Locate the string "organisms" in the listing below. Copy every line where it is found.

────

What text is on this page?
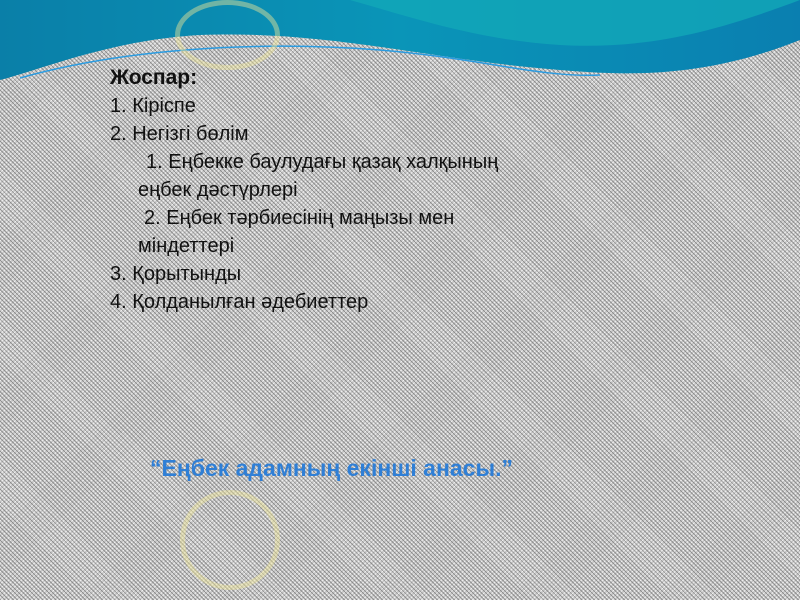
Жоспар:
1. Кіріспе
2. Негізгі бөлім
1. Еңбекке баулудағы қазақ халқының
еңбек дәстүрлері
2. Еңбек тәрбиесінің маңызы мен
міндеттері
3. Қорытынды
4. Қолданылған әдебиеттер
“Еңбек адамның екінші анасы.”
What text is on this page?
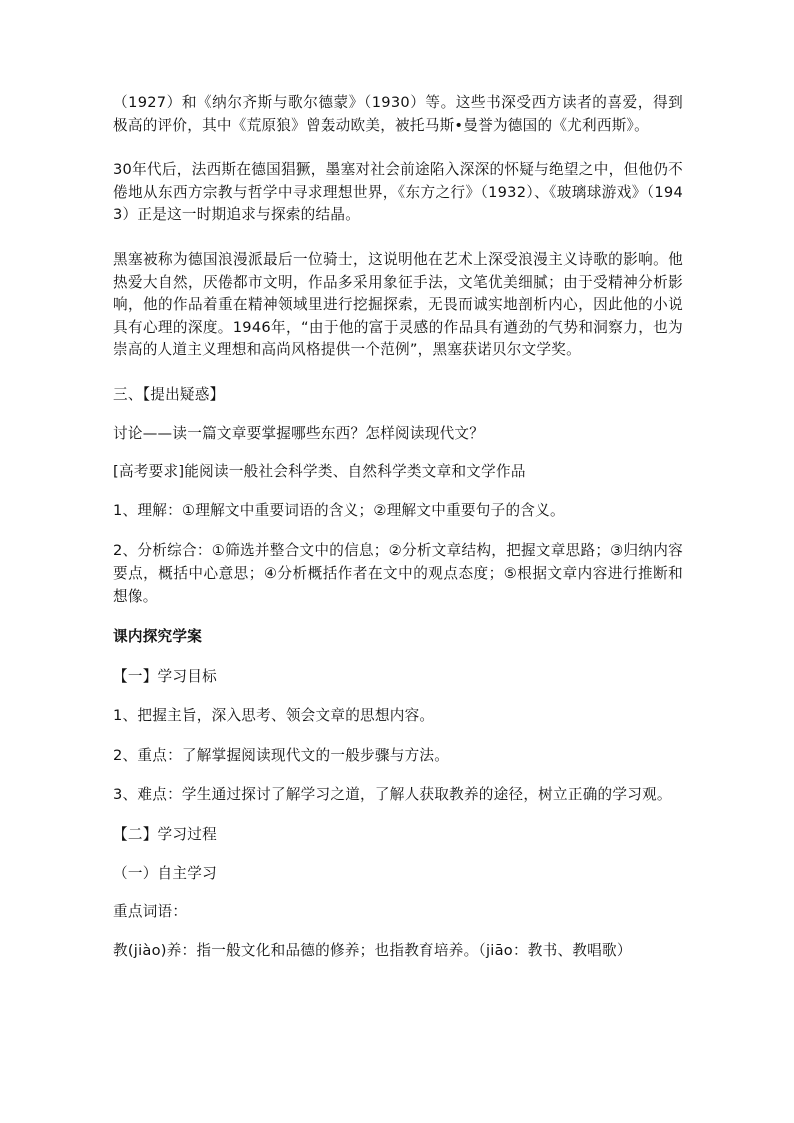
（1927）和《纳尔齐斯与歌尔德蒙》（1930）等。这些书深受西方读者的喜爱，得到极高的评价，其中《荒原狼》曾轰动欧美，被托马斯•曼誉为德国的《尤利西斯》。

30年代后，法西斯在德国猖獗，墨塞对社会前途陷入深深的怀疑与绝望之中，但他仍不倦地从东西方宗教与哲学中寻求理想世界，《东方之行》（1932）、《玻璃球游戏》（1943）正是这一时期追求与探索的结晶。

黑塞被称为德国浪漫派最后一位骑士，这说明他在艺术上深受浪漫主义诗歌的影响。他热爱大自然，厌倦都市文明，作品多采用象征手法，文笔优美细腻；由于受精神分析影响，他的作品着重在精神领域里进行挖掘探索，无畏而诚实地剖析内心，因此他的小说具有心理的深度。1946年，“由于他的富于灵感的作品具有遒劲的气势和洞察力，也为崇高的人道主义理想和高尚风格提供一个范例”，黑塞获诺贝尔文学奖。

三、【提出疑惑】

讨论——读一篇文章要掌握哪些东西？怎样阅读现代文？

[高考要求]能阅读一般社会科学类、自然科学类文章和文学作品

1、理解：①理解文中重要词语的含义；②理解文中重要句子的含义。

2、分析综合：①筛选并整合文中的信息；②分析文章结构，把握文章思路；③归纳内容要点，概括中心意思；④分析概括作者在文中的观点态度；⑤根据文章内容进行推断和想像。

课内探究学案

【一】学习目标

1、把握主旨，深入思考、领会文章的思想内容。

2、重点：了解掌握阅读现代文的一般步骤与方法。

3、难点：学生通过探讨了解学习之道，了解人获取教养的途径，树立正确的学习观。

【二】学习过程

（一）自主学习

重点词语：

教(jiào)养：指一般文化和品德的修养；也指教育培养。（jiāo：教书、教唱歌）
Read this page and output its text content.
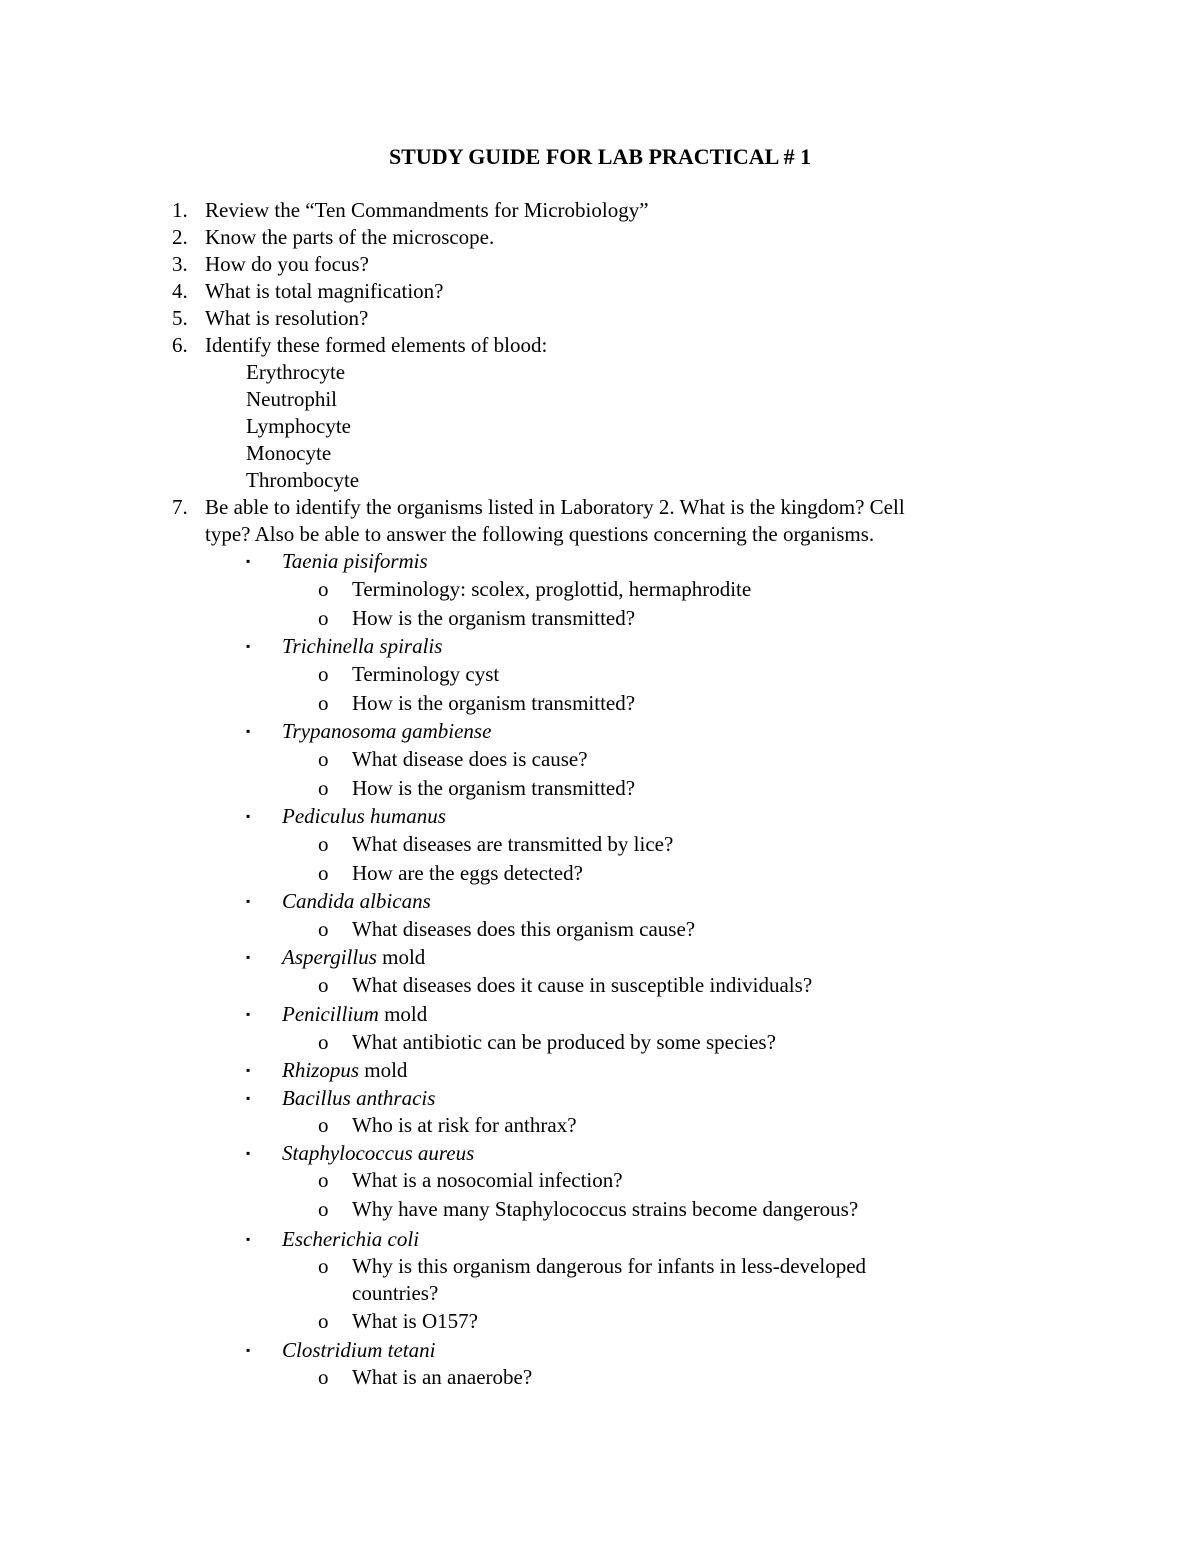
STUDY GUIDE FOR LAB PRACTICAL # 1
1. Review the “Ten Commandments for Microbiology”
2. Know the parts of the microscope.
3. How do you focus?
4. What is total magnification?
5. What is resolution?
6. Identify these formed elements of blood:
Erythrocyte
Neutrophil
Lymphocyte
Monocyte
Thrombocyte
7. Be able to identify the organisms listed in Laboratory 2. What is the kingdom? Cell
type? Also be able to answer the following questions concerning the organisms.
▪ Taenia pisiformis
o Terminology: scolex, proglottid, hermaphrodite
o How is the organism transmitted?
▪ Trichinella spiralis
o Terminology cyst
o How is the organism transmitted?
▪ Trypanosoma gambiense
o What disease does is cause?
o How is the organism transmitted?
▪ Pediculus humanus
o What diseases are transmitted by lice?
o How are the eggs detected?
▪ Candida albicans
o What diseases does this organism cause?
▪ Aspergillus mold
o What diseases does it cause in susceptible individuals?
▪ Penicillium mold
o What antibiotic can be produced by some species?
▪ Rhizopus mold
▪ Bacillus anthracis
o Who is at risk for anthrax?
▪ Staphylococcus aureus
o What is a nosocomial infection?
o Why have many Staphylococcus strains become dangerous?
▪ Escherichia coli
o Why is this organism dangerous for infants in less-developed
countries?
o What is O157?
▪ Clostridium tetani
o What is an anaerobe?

────

REPLY:
7. Be able to identify the organisms listed in Laboratory 2. What is the kingdom? Cell
type? Also be able to answer the following questions concerning the organisms.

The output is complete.